**Text to read:**
■ ■ ■ ■

FIG. 15, as an example, illustrates a tiering of Behavior Modules
based on State variables.
[0151] In FIG. 15, we see that BeX X.sub.2 has a behavior rule that
uses State variables from three other BeXs. Accessing external
state variables in other Behavior Modules provides a powerful and
flexible and robust method of building complex, multi-tired
management and analysis systems that can observe the behavior of
large, complex systems. Using shared state variables a higher level
BeX can detect anomalous or performance-specific conditions that
are distributed across many applications. You should also note that
the definition of "higher" and "lower" level is relative to the
BeX's dependency relationships.
[0152] To use shared state variables three design conditions must
be met: the state variables in the low level BeX must be declared
as External, the same state variables must be defined as Shared in
the higher level BeX, and the low level (or dependent) BeXs must
appear in the higher level BeX's dependency (or topology)
declaration. A BeX with shared. The following illustrates a
Behavior Module with shared state variables and a rule that uses
them.
18 BeXID: MyBeX CREATED: 10MAY00 15:18:12 PROCESS: C:
.backslash.SVER01.backslash.SAP2.backslash.I.backslash.SHOES.- EXE
DEPENDENT: UrBeX, ThisBeX, ThatBeX, AnudderBeX // STATES { Shared
Boolean QueueAlert Shared Boolean ThatBeX (ResponseAlert) Shared
Boolean PagingAlert Boolean CPUAlert Boolean DISKAlert } VARIABLES
{ int iCPUUsed RM.GETCPUTIME int iDiskRem RM.GETDISKLEFT } METRIC
RULES { If iCPUUsed > 80 then CPUAlert = TRUE; If iDiskRem <
20 then DISKAlert = TRUE; } BEHAVIOR RULES { SysRule01. If CPUAlert
and QueueAlert but not PagingAlert then Send Event (bAware,
SysRule01, aCRITICAL, INSUFFICIENT-RESOURCES, &AppName); End if
}
[0153] An independent BeX can expose state variables in another BeX
through an explicit declaration. This is illustrated in the
declaration of the state variable ResponseAlert. By explicitly
qualifying the variable name with the name of the BeX, we cause the
target state variable to be prompted to a storage type of External.
You can use this state just like any other state unless another
shared state has the same name. In this case, the exposed state
must be qualified (ThatBeX.ResponseAlert).
[0154] FIG. 16 shows a mechanism in which BeXs may share
information through a blackboard server. Each BeX may read or write
information to the blackboard.
[0155] A BeX may be used for special functions. For example, a
specially coded BeXs called Adaptive-Support Behavior Modules (or
ABeX) may be used for adaptive feedback control. Adaptive feedback
control may be a top down process. FIG. 17 shows a general block
diagram of adaptive feedback. System 1020 represents a collection
of BeXs. A sensor array 1010 may observe and record how system 1020
reacts to different situations in service management. Such sensor
data is sent to a tuner 1040. Tuner 1040 is equipped with a set of
objective functions that are related to expected system
performance. If the recorded data about system 1020 does not match
with the objective functions, tuner 1040 initiates adaptive
feedback control to tune system 1020. The tuning may be achieved by
forcing the BeXs in system 1020 to revise the rules that are
related to unsatisfactory performance. This process can be seen in
more detail from FIG. 18.

■ ■ ■ ■

**Task instructions:**
1. Answer these questions using the text on Behavior Modules.
(a) How many design conditions must be met to use shared state variables?
(b) What storage type does a target state variable take on when its name is explicitly qualified with the name of a BeX?
(c) Which component receives the data recorded by sensor array 1010?
2. Pick up the text on Behavior Modules after its final sentence and continue it.

■ ■ ■ ■

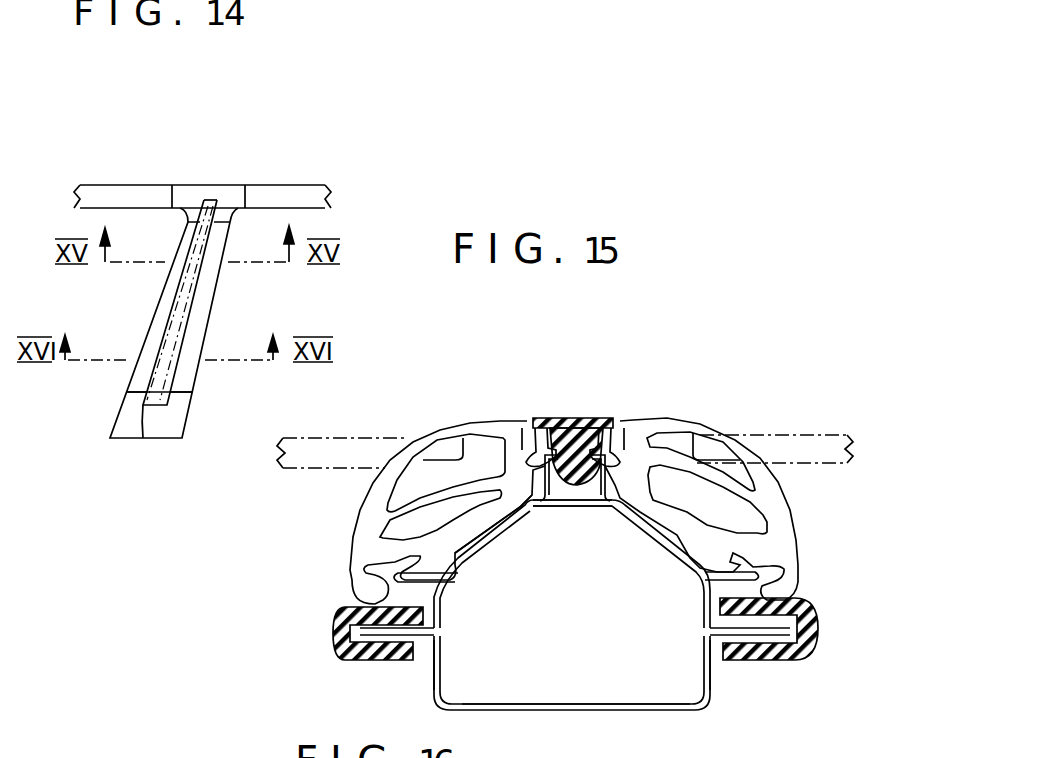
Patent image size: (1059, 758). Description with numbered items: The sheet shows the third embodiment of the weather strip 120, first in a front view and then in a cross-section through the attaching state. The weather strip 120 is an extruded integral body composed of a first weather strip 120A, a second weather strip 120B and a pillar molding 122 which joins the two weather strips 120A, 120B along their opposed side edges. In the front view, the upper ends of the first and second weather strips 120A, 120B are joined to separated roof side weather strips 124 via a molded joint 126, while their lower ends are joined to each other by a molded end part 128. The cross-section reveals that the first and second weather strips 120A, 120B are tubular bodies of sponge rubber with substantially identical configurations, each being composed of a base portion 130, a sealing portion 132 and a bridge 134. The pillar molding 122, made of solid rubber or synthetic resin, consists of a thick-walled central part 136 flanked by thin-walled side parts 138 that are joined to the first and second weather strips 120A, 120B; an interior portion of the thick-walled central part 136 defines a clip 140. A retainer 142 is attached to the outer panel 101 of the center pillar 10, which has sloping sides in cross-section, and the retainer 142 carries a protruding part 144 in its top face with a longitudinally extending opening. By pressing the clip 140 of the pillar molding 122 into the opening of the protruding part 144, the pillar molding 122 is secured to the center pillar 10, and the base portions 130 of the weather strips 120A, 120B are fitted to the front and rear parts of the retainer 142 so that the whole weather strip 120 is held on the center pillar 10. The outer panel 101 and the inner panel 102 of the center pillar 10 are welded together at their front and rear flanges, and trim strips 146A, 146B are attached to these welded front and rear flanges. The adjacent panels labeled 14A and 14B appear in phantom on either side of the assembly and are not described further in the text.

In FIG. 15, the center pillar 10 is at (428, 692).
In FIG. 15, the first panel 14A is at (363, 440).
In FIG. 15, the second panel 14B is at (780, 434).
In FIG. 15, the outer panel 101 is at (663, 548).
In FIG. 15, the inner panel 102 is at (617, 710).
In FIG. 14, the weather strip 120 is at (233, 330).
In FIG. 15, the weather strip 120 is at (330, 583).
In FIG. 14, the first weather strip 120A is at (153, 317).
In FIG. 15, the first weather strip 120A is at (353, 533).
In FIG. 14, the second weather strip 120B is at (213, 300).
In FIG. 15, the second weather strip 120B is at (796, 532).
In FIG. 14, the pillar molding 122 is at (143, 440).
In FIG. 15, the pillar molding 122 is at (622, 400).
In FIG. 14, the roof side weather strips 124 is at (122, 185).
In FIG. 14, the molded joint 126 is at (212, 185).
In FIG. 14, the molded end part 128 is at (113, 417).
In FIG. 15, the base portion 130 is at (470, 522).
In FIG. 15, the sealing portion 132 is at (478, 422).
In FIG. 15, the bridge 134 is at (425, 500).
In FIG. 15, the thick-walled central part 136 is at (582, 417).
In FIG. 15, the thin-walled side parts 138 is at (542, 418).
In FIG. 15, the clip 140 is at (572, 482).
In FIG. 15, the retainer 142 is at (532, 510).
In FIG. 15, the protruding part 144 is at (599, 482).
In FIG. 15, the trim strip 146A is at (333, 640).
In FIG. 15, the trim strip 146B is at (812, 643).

■ ■ ■ ■

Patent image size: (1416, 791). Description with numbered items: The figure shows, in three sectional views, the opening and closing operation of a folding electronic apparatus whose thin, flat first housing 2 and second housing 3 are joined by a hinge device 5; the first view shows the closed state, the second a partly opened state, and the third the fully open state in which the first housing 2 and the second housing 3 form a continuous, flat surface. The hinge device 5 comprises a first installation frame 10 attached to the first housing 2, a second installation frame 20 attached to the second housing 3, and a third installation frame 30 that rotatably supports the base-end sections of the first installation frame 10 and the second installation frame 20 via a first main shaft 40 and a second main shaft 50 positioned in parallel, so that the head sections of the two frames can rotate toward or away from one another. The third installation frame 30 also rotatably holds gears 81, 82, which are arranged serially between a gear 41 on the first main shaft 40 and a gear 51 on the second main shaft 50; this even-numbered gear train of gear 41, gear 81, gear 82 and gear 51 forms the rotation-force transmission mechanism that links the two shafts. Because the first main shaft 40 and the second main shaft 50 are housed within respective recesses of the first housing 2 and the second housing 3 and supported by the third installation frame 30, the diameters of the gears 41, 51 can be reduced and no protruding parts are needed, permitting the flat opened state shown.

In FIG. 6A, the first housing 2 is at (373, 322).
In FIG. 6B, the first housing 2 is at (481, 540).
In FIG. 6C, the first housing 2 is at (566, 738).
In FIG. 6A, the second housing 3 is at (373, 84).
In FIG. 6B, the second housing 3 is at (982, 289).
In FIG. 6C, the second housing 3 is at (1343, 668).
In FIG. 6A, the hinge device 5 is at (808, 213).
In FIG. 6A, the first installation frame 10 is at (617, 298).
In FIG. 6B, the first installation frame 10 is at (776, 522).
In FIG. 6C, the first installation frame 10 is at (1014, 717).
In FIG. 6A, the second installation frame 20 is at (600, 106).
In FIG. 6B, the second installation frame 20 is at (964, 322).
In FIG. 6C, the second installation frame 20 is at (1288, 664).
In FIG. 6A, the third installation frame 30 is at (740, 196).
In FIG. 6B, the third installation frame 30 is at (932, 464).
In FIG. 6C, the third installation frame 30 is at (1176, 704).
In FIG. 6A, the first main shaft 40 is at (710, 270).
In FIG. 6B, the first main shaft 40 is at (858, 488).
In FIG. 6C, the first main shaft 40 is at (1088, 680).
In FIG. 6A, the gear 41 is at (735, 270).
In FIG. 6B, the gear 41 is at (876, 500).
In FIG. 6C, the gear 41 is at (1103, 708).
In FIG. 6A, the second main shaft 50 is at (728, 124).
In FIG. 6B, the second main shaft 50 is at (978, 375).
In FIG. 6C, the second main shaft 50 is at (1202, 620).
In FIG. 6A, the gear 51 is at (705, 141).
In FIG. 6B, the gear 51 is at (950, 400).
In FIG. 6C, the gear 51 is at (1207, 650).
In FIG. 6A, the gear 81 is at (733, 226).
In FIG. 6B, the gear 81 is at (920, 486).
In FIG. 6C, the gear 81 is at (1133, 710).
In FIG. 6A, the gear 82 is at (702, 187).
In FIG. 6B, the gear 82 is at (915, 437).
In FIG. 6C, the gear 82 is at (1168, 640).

■ ■ ■ ■

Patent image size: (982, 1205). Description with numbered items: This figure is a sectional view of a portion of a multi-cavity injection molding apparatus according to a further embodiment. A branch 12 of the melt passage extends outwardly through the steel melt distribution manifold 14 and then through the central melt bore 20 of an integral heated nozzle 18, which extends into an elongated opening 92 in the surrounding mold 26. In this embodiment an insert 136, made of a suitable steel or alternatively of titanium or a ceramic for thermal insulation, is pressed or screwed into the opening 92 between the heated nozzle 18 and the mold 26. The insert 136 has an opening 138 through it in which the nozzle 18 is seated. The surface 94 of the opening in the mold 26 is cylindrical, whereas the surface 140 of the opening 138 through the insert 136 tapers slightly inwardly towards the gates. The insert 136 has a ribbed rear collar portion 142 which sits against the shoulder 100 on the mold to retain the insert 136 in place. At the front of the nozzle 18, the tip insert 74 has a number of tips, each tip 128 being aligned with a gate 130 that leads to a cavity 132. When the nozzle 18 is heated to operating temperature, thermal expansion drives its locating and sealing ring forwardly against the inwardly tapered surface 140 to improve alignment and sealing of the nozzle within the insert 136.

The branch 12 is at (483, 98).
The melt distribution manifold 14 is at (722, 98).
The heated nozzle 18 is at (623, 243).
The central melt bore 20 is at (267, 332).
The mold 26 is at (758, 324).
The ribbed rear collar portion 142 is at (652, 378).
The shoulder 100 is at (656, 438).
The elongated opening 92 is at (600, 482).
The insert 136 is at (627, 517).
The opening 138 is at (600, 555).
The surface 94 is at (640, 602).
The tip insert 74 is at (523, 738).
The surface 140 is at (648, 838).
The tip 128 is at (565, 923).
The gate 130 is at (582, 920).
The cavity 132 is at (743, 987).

■ ■ ■ ■

**Answers to the problems:**
1.
(a) Three.
(b) External.
(c) Tuner 1040.

2.
[0156] In FIG. 18, system 1020 comprises, for example, three BeXs,
530a, 530b, and 530c, each of which is attached to an
infrastructure component. In addition to these monitoring BeXs, a
set of specially coded BeXs called adaptive-support BeXs or AbeXs,
1110a, 1110b, 1110c, are used for adaptive feedback control. Each
of ABeXs comprises inter-connected external (shared) state
variables that can be accessed by sensor 1010. Data from sensor
1010 is evaluated by an evaluator 1030 against a set of objective
functions. The objective functions may be multiple dimensioned. The
evaluation may be performed by computing a set of Euclidean
distance between the sensed states and the target states (specified
by the objective functions). The distance is used to determine the
adjustment to be made. Tuner 1040 sends adjustments back to the
associated BeXs to update their internal states.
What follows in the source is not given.